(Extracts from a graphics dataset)
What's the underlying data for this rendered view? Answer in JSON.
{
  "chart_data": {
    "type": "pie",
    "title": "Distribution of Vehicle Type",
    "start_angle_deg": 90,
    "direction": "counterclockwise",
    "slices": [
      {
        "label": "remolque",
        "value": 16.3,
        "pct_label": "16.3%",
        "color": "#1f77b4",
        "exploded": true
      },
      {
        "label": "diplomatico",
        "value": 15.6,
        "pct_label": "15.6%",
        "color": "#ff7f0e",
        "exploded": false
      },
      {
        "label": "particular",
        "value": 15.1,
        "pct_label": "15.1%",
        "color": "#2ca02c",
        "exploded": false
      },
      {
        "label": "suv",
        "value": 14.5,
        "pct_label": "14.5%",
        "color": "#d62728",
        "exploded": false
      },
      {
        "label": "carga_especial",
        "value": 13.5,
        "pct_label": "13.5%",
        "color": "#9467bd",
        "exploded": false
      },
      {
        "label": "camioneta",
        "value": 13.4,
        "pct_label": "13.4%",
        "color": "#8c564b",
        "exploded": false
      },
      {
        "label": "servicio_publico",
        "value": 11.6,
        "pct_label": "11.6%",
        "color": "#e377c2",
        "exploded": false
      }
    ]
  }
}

- _WHAT YOU NEED TO DO_
Read the entries and show each line that mentions "value".

- _PROBLEM SOLUTION_
        "value": 16.3,
        "value": 15.6,
        "value": 15.1,
        "value": 14.5,
        "value": 13.5,
        "value": 13.4,
        "value": 11.6,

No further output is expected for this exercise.